A block of data
══════

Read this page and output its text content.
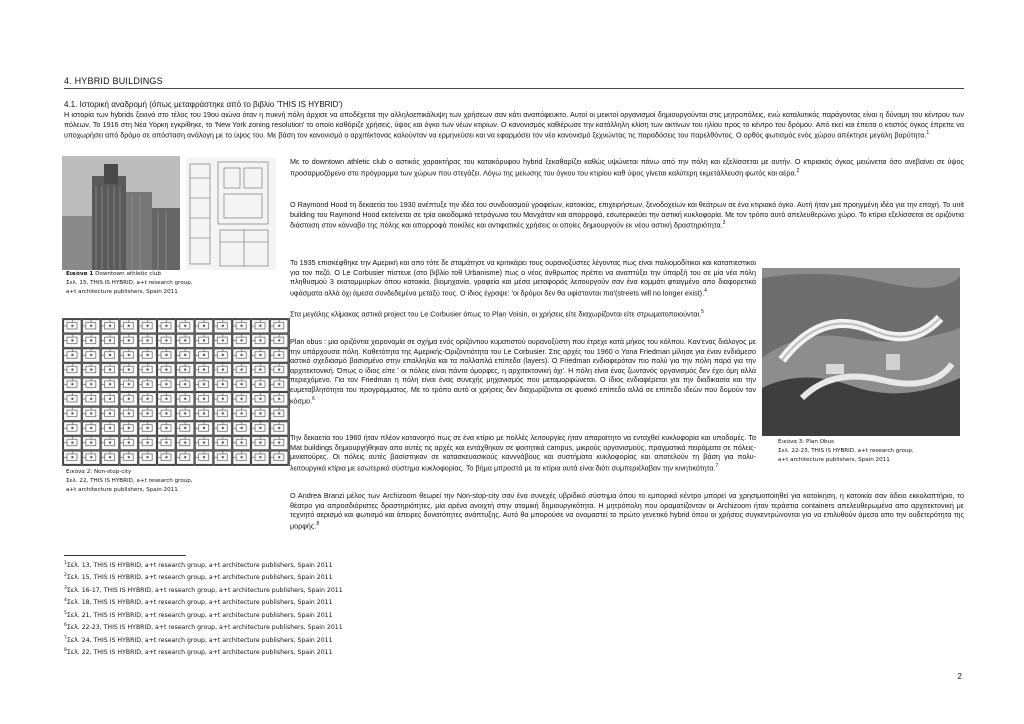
4. HYBRID BUILDINGS
4.1. Ιστορική αναδρομή (όπως μεταφράστηκε από το βιβλίο 'THIS IS HYBRID')
Η ιστορία των hybrids ξεκινά στο τέλος του 19ου αιώνα όταν η πυκνή πόλη άρχισε να αποδέχεται την αλληλοεπικάλυψη των χρήσεων σαν κάτι αναπόφευκτο. Αυτοί οι μεικτοί οργανισμοί δημιουργούνται στις μητροπόλεις, ενώ καταλυτικός παράγοντας είναι η δύναμη του κέντρου των πόλεων. Το 1916 στη Νέα Υόρκη εγκρίθηκε, το 'New York zoning resolution' το οποίο καθόριζε χρήσεις, ύψος και όγκο των νέων κτιρίων. Ο κανονισμός καθιέρωσε την κατάλληλη κλίση των ακτίνων του ηλίου προς το κέντρο του δρόμου. Από εκεί και έπειτα ο κτιστός όγκος έπρεπε να υποχωρήσει από δρόμο σε απόσταση ανάλογη με το ύψος του. Με βάση τον κανονισμό ο αρχιτέκτονας καλούνταν να ερμηνεύσει και να εφαρμόσει τον νέο κανονισμό ξεχνώντας τις παραδόσεις του παρελθόντος. Ο ορθός φωτισμός ενός χώρου απέκτησε μεγάλη βαρύτητα.$^1$
Εικόνα 1 Downtown athletic club
Σελ. 15, THIS IS HYBRID, a+t research group,
a+t architecture publishers, Spain 2011
Εικόνα 2: Non-stop-city
Σελ. 22, THIS IS HYBRID, a+t research group,
a+t architecture publishers, Spain 2011
Με το downtown athletic club ο αστικός χαρακτήρας του κατακόρυφου hybrid ξεκαθαρίζει καθώς υψώνεται πάνω από την πόλη και εξελίσσεται με αυτήν. Ο κτιριακός όγκος μειώνεται όσο ανεβαίνει σε ύψος προσαρμοζόμενο στο πρόγραμμα των χώρων που στεγάζει. Λόγω της μείωσης του όγκου του κτιρίου καθ ύψος γίνεται καλύτερη εκμετάλλευση φωτός και αέρα.$^2$
O Raymond Hood τη δεκαετία του 1930 ανέπτυξε την ιδέα του συνδυασμού γραφείων, κατοικίας, επιχειρήσεων, ξενοδοχείων και θεάτρων σε ένα κτιριακό όγκο. Αυτή ήταν μια προηγμένη ιδέα για την εποχή. To unit building του Raymond Hood εκτείνεται σε τρία οικοδομικά τετράγωνα του Μανχάταν και απορροφά, εσωτερικεύει την αστική κυκλοφορία. Με τον τρόπο αυτό απελευθερώνει χώρο. Το κτίριο εξελίσσεται σε οριζόντια διάσταση στον κάνναβο της πόλης και απορροφά ποικίλες και αντιφατικές χρήσεις οι οποίες δημιουργούν εκ νέου αστική δραστηριότητα.$^3$
Το 1935 επισκέφθηκε την Αμερική και απο τότε δε σταμάτησε να κριτικάρει τους ουρανοξύστες λέγοντας πως είναι παλιομοδίτικοι και καταπιεστικοι για τον πεζό. O Le Corbusier πίστευε (στο βιβλίο τοθ Urbanisme) πως ο νέος άνθρωπος πρέπει να αναπτύξει την ύπαρξή του σε μία νέα πόλη πληθυσμού 3 εκατομμυρίων όπου κατοικία, βιομηχανία, γραφεία και μέσα μεταφοράς λειτουργούν σαν ένα κομμάτι φτιαγμένο απο διαφορετικά υφάσματα αλλά όχι άμεσα συνδεδεμένα μεταξύ τους. Ο ίδιος έγραψε: 'οι δρόμοι δεν θα υφίστανται πια'(streets will no longer exist).$^4$
Στα μεγάλης κλίμακας αστικά project του Le Corbusier όπως το Plan Voisin, οι χρήσεις είτε διαχωρίζονται είτε στρωματοποιούνται.$^5$
Plan obus : μια οριζόντια χειρονομία σε σχήμα ενός οριζόντιου κυματιστού ουρανοξύστη που έτρεχε κατά μήκος του κόλπου. Καν'ενας διάλογος με την υπάρχουσα πόλη. Καθετότητα της Αμερικής-Οριζοντιότητα του Le Corbusier. Στις αρχές του 1960 ο Yona Friedman μίλησε για έναν ενδιάμεσο αστικό σχεδιασμό βασισμένο στην επαλληλία και τα πολλαπλά επίπεδα (layers). O Friedman ενδιαφερόταν πιο πολύ για την πόλη παρά για την αρχιτεκτονική. Όπως ο ίδιος είπε ' οι πόλεις είναι πάντα όμορφες, η αρχιτεκτονική όχι'. Η πόλη είναι ένας ζωντανός οργανισμός δεν έχει όμη αλλά περιεχόμενο. Για τον Friedman η πόλη είναι ένας συνεχής μηχανισμός που μεταμορφώνεται. Ο ίδιος ενδιαφέρεται για την διαδικασία και την ευμεταβλητότητα του προγράμματος. Με το τρόπο αυτό οι χρήσεις δεν διαχωρίζονται σε φυσικό επίπεδο αλλά σε επίπεδο ιδεών που δομούν τον κόσμο.$^6$
Την δεκαετία του 1960 ήταν πλέον κατανοητό πως σε ένα κτίριο με πολλές λειτουργίες ήταν απαραίτητο να ενταχθεί κυκλοφορία και υποδομές. Τα Mat buildings δημιουργήθηκαν απο αυτές τις αρχές και εντάχθηκαν σε φοιτητικά campus, μικρούς οργανισμούς, πραγματικά πειράματα σε πόλεις-μινιατούρες. Οι πόλεις αυτές βασίστηκαν σε κατασκευασικούς κανννάβους και συστήματα κυκλοφορίας και αποτελούν τη βάση για πολυ-λειτουργικά κτίρια με εσωτερικό σύστημα κυκλοφορίας. Το βήμα μπροστά με τα κτίρια αυτά είναι διότι συμπεριέλαβαν την κινητικότητα.$^7$
O Andrea Branzi μέλος των Archizoom θεωρεί την Non-stop-city σαν ένα συνεχές υβριδικό σύστημα όπου το εμπορικό κέντρο μπορεί να χρησιμοποιηθεί για κατοίκηση, η κατοικία σαν άδειο εκκολαπτήριο, το θέατρο για απροσδιόριστες δραστηριότητες, μία αρένα ανοιχτή στην ατομική δημιουργικότητα. Η μητρόπολη που οραματίζονταν οι Archizoom ήταν τεράστια containers απελευθερωμένα απο αρχιτεκτονική με τεχνητό αερισμό και φωτισμό και άπειρες δυνατότητες ανάπτυξης. Αυτό θα μπορούσε να ονομαστεί το πρώτο γενετικό hybrid όπου οι χρήσεις συγκεντρώνονται για να επιλυθούν άμεσα απο την ουδετερότητα της μορφής.$^8$
Εικόνα 3: Plan Obus
Σελ. 22-23, THIS IS HYBRID, a+t research group,
a+t architecture publishers, Spain 2011
$^1$Σελ. 13, THIS IS HYBRID, a+t research group, a+t architecture publishers, Spain 2011
$^2$Σελ. 15, THIS IS HYBRID, a+t research group, a+t architecture publishers, Spain 2011
$^3$Σελ. 16-17, THIS IS HYBRID, a+t research group, a+t architecture publishers, Spain 2011
$^4$Σελ. 18, THIS IS HYBRID, a+t research group, a+t architecture publishers, Spain 2011
$^5$Σελ. 21, THIS IS HYBRID, a+t research group, a+t architecture publishers, Spain 2011
$^6$Σελ. 22-23, THIS IS HYBRID, a+t research group, a+t architecture publishers, Spain 2011
$^7$Σελ. 24, THIS IS HYBRID, a+t research group, a+t architecture publishers, Spain 2011
$^8$Σελ. 22, THIS IS HYBRID, a+t research group, a+t architecture publishers, Spain 2011
2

══════

◆ Written exercise: Find the word "stop" in the data and copy out each line where it turns up.

◆ Response to the task:
Εικόνα 2: Non-stop-city
O Andrea Branzi μέλος των Archizoom θεωρεί την Non-stop-city σαν ένα συνεχές υβριδικό σύστημα όπου το εμπορικό κέντρο μπορεί να χρησιμοποιηθεί για κατοίκηση, η κατοικία σαν άδειο εκκολαπτήριο, το θέατρο για απροσδιόριστες δραστηριότητες, μία αρένα ανοιχτή στην ατομική δημιουργικότητα. Η μητρόπολη που οραματίζονταν οι Archizoom ήταν τεράστια containers απελευθερωμένα απο αρχιτεκτονική με τεχνητό αερισμό και φωτισμό και άπειρες δυνατότητες ανάπτυξης. Αυτό θα μπορούσε να ονομαστεί το πρώτο γενετικό hybrid όπου οι χρήσεις συγκεντρώνονται για να επιλυθούν άμεσα απο την ουδετερότητα της μορφής.$^8$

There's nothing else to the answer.